:: RECORDED INFORMATION ::
------------------------------------------------
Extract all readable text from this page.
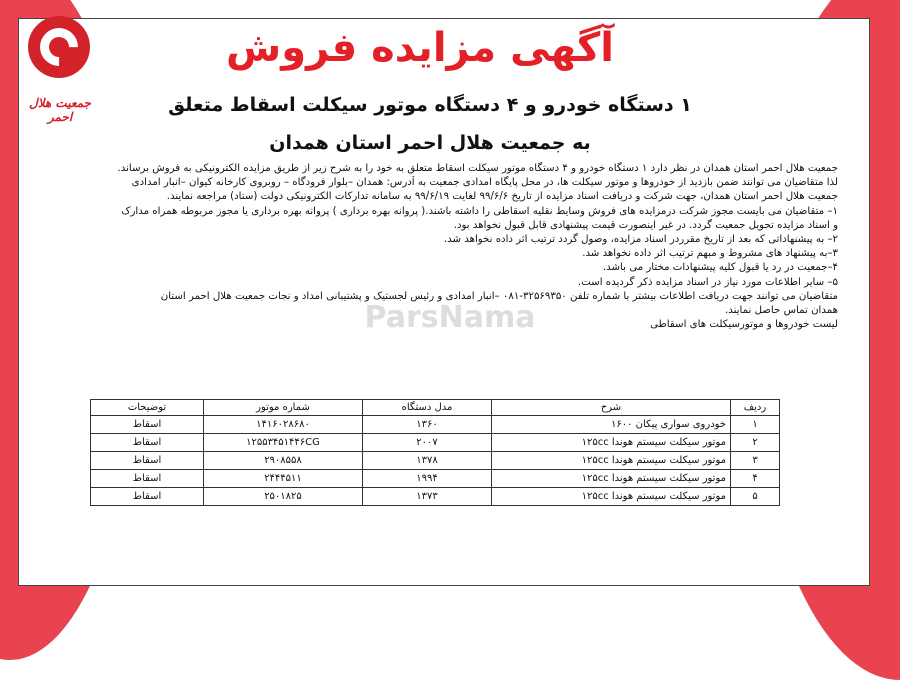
جمعیت هلال احمر
آگهی مزایده فروش
۱ دستگاه خودرو و ۴ دستگاه موتور سیکلت اسقاط متعلق
به جمعیت هلال احمر استان همدان
ParsNama

جمعیت هلال احمر استان همدان در نظر دارد ۱ دستگاه خودرو و ۴ دستگاه موتور سیکلت اسقاط متعلق به خود را به شرح زیر از طریق مزایده الکترونیکی به فروش برساند.

لذا متقاضیان می توانند ضمن بازدید از خودروها و موتور سیکلت ها، در محل پایگاه امدادی جمعیت به آدرس: همدان –بلوار فرودگاه – روبروی کارخانه کیوان –انبار امدادی

جمعیت هلال احمر استان همدان، جهت شرکت و دریافت اسناد مزایده از تاریخ ۹۹/۶/۶ لغایت ۹۹/۶/۱۹ به سامانه تدارکات الکترونیکی دولت (ستاد) مراجعه نمایند.

۱– متقاضیان می بایست مجوز شرکت درمزایده های فروش وسایط نقلیه اسقاطی را داشته باشند.( پروانه بهره برداری ) پروانه بهره برداری یا مجوز مربوطه همراه مدارک

و اسناد مزایده تحویل جمعیت گردد. در غیر اینصورت قیمت پیشنهادی قابل قبول نخواهد بود.

۲– به پیشنهاداتی که بعد از تاریخ مقرردر اسناد مزایده، وصول گردد ترتیب اثر داده نخواهد شد.

۳–به پیشنهاد های مشروط و مبهم ترتیب اثر داده نخواهد شد.

۴–جمعیت در رد یا قبول کلیه پیشنهادات مختار می باشد.

۵– سایر اطلاعات مورد نیاز در اسناد مزایده ذکر گردیده است.

متقاضیان می توانند جهت دریافت اطلاعات بیشتر با شماره تلفن ۳۲۵۶۹۳۵۰-۰۸۱ –انبار امدادی و رئیس لجستیک و پشتیبانی امداد و نجات جمعیت هلال احمر استان

همدان تماس حاصل نمایند.

لیست خودروها و موتورسیکلت های اسقاطی

ردیف	شرح	مدل دستگاه	شماره موتور	توضیحات
۱	خودروی سواری پیکان ۱۶۰۰	۱۳۶۰	۱۴۱۶۰۲۸۶۸۰	اسقاط
۲	موتور سیکلت سیستم هوندا ۱۲۵cc	۲۰۰۷	۱۲۵۵۳۴۵۱۴۴۶CG	اسقاط
۳	موتور سیکلت سیستم هوندا ۱۲۵cc	۱۳۷۸	۲۹۰۸۵۵۸	اسقاط
۴	موتور سیکلت سیستم هوندا ۱۲۵cc	۱۹۹۴	۲۴۴۴۵۱۱	اسقاط
۵	موتور سیکلت سیستم هوندا ۱۲۵cc	۱۳۷۳	۲۵۰۱۸۲۵	اسقاط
------------------------------------------------
:: INSTRUCTIONS FOR THE TASK ::
Pictures in the records above are not copied; print everything else exactly.

:: EXPECTED ANSWER ::
Extract all readable text from this page.
جمعیت هلال احمر
آگهی مزایده فروش
۱ دستگاه خودرو و ۴ دستگاه موتور سیکلت اسقاط متعلق
به جمعیت هلال احمر استان همدان
ParsNama

جمعیت هلال احمر استان همدان در نظر دارد ۱ دستگاه خودرو و ۴ دستگاه موتور سیکلت اسقاط متعلق به خود را به شرح زیر از طریق مزایده الکترونیکی به فروش برساند.

لذا متقاضیان می توانند ضمن بازدید از خودروها و موتور سیکلت ها، در محل پایگاه امدادی جمعیت به آدرس: همدان –بلوار فرودگاه – روبروی کارخانه کیوان –انبار امدادی

جمعیت هلال احمر استان همدان، جهت شرکت و دریافت اسناد مزایده از تاریخ ۹۹/۶/۶ لغایت ۹۹/۶/۱۹ به سامانه تدارکات الکترونیکی دولت (ستاد) مراجعه نمایند.

۱– متقاضیان می بایست مجوز شرکت درمزایده های فروش وسایط نقلیه اسقاطی را داشته باشند.( پروانه بهره برداری ) پروانه بهره برداری یا مجوز مربوطه همراه مدارک

و اسناد مزایده تحویل جمعیت گردد. در غیر اینصورت قیمت پیشنهادی قابل قبول نخواهد بود.

۲– به پیشنهاداتی که بعد از تاریخ مقرردر اسناد مزایده، وصول گردد ترتیب اثر داده نخواهد شد.

۳–به پیشنهاد های مشروط و مبهم ترتیب اثر داده نخواهد شد.

۴–جمعیت در رد یا قبول کلیه پیشنهادات مختار می باشد.

۵– سایر اطلاعات مورد نیاز در اسناد مزایده ذکر گردیده است.

متقاضیان می توانند جهت دریافت اطلاعات بیشتر با شماره تلفن ۳۲۵۶۹۳۵۰-۰۸۱ –انبار امدادی و رئیس لجستیک و پشتیبانی امداد و نجات جمعیت هلال احمر استان

همدان تماس حاصل نمایند.

لیست خودروها و موتورسیکلت های اسقاطی

ردیف	شرح	مدل دستگاه	شماره موتور	توضیحات
۱	خودروی سواری پیکان ۱۶۰۰	۱۳۶۰	۱۴۱۶۰۲۸۶۸۰	اسقاط
۲	موتور سیکلت سیستم هوندا ۱۲۵cc	۲۰۰۷	۱۲۵۵۳۴۵۱۴۴۶CG	اسقاط
۳	موتور سیکلت سیستم هوندا ۱۲۵cc	۱۳۷۸	۲۹۰۸۵۵۸	اسقاط
۴	موتور سیکلت سیستم هوندا ۱۲۵cc	۱۹۹۴	۲۴۴۴۵۱۱	اسقاط
۵	موتور سیکلت سیستم هوندا ۱۲۵cc	۱۳۷۳	۲۵۰۱۸۲۵	اسقاط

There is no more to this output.